== TASK DESCRIPTION ==
Search the listing for "partes" and copy every line where it appears.

== PROVIDED ENTRIES ==

================

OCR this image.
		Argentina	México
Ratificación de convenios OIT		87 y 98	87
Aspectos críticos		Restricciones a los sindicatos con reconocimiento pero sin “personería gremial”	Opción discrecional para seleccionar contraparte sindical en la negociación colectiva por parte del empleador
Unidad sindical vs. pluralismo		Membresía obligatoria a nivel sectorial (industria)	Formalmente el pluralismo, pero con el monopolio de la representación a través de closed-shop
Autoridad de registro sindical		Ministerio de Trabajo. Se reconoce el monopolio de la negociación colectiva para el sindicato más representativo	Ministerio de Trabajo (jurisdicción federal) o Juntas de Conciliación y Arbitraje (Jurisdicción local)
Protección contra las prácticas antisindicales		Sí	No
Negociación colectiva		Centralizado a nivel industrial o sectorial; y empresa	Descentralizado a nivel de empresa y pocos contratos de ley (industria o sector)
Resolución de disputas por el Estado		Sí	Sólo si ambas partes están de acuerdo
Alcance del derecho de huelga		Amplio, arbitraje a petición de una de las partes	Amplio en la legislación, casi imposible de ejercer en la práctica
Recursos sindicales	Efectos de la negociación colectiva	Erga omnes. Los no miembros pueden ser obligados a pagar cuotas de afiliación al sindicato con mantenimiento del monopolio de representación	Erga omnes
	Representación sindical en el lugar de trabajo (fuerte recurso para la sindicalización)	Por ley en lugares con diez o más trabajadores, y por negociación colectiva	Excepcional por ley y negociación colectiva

================

== RESULT ==
Resolución de disputas por el Estado		Sí	Sólo si ambas partes están de acuerdo
Alcance del derecho de huelga		Amplio, arbitraje a petición de una de las partes	Amplio en la legislación, casi imposible de ejercer en la práctica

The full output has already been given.